* Begin RAW DATA *

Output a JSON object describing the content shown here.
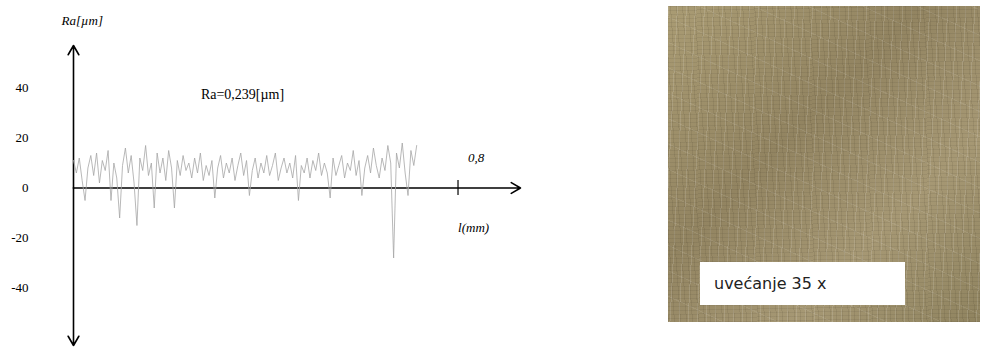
{
  "chart_data": {
    "type": "line",
    "ylabel": "Ra[µm]",
    "xlabel": "l(mm)",
    "annotations": [
      {
        "text": "Ra=0,239[µm]"
      }
    ],
    "x": [
      0,
      0.006,
      0.012,
      0.018,
      0.024,
      0.03,
      0.036,
      0.042,
      0.048,
      0.054,
      0.06,
      0.066,
      0.072,
      0.078,
      0.084,
      0.09,
      0.096,
      0.102,
      0.108,
      0.114,
      0.12,
      0.126,
      0.132,
      0.138,
      0.144,
      0.15,
      0.156,
      0.162,
      0.168,
      0.174,
      0.18,
      0.186,
      0.192,
      0.198,
      0.204,
      0.21,
      0.216,
      0.222,
      0.228,
      0.234,
      0.24,
      0.246,
      0.252,
      0.258,
      0.264,
      0.27,
      0.276,
      0.282,
      0.288,
      0.294,
      0.3,
      0.306,
      0.312,
      0.318,
      0.324,
      0.33,
      0.336,
      0.342,
      0.348,
      0.354,
      0.36,
      0.366,
      0.372,
      0.378,
      0.384,
      0.39,
      0.396,
      0.402,
      0.408,
      0.414,
      0.42,
      0.426,
      0.432,
      0.438,
      0.444,
      0.45,
      0.456,
      0.462,
      0.468,
      0.474,
      0.48,
      0.486,
      0.492,
      0.498,
      0.504,
      0.51,
      0.516,
      0.522,
      0.528,
      0.534,
      0.54,
      0.546,
      0.552,
      0.558,
      0.564,
      0.57,
      0.576,
      0.582,
      0.588,
      0.594,
      0.6,
      0.606,
      0.612,
      0.618,
      0.624,
      0.63,
      0.636,
      0.642,
      0.648,
      0.654,
      0.66,
      0.666,
      0.672,
      0.678,
      0.684,
      0.69,
      0.696,
      0.702,
      0.708,
      0.714
    ],
    "values": [
      11,
      6,
      12,
      3,
      -5,
      8,
      13,
      5,
      14,
      2,
      11,
      7,
      15,
      -5,
      10,
      4,
      -12,
      9,
      16,
      6,
      13,
      2,
      -15,
      12,
      7,
      17,
      5,
      10,
      -8,
      14,
      6,
      12,
      3,
      15,
      8,
      -8,
      11,
      5,
      13,
      7,
      10,
      4,
      12,
      6,
      14,
      3,
      9,
      5,
      11,
      -4,
      8,
      13,
      4,
      10,
      6,
      12,
      3,
      9,
      14,
      5,
      11,
      -3,
      7,
      12,
      4,
      10,
      6,
      13,
      5,
      9,
      14,
      3,
      8,
      12,
      6,
      10,
      4,
      13,
      -5,
      9,
      6,
      12,
      4,
      11,
      7,
      14,
      5,
      10,
      6,
      -4,
      12,
      5,
      9,
      13,
      4,
      10,
      7,
      15,
      5,
      11,
      -3,
      8,
      13,
      6,
      16,
      9,
      4,
      12,
      7,
      17,
      10,
      -28,
      14,
      8,
      18,
      6,
      -3,
      15,
      9,
      17
    ],
    "color": "#a6a6a6",
    "xlim": [
      0,
      0.93
    ],
    "ylim": [
      -63,
      57
    ],
    "xticks": [
      {
        "value": 0.8,
        "label": "0,8"
      }
    ],
    "yticks": [
      40,
      20,
      0,
      -20,
      -40
    ],
    "grid": false
  },
  "image": {
    "caption": "uvećanje 35 x"
  }
}
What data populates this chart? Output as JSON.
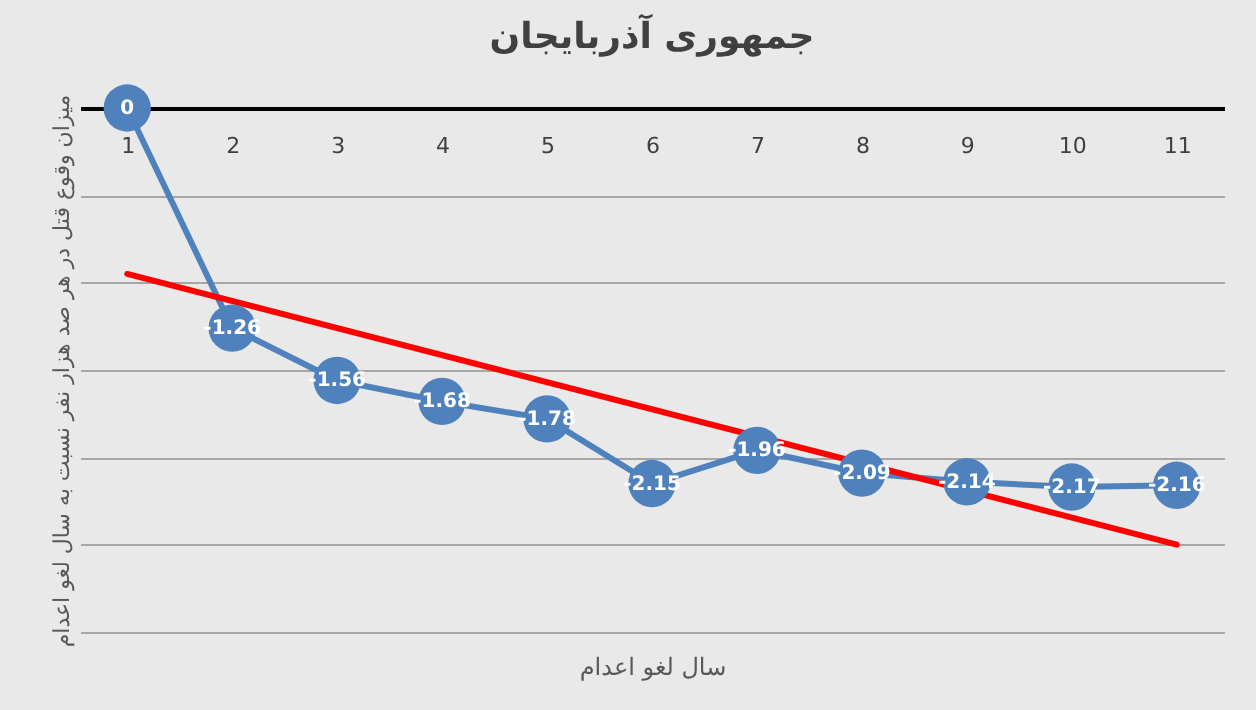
{
  "chart_data": {
    "type": "line",
    "title": "جمهوری آذربایجان",
    "xlabel": "سال لغو اعدام",
    "ylabel": "میزان وقوع قتل در هر صد هزار نفر نسبت به سال لغو اعدام",
    "categories": [
      "1",
      "2",
      "3",
      "4",
      "5",
      "6",
      "7",
      "8",
      "9",
      "10",
      "11"
    ],
    "series": [
      {
        "color": "#4f81bd",
        "marker": "circle",
        "data_labels": true,
        "values": [
          0,
          -1.26,
          -1.56,
          -1.68,
          -1.78,
          -2.15,
          -1.96,
          -2.09,
          -2.14,
          -2.17,
          -2.16
        ]
      },
      {
        "color": "#ff0000",
        "marker": "none",
        "values": [
          -0.95,
          null,
          null,
          null,
          null,
          null,
          null,
          null,
          null,
          null,
          -2.5
        ]
      }
    ],
    "ylim": [
      -3,
      0
    ],
    "yticks": [
      {
        "value": -3,
        "label": null
      },
      {
        "value": -2.5,
        "label": null
      },
      {
        "value": -2,
        "label": null
      },
      {
        "value": -1.5,
        "label": null
      },
      {
        "value": -1,
        "label": null
      },
      {
        "value": -0.5,
        "label": null
      },
      {
        "value": 0,
        "label": null
      }
    ],
    "tick_labels": "x",
    "grid": "y"
  }
}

* End RAW DATA *

Where a line above contains the word "JSON", copy that line.

## RESULT BELOW
Output a JSON object describing the content shown here.
What data populates this chart? Output as JSON.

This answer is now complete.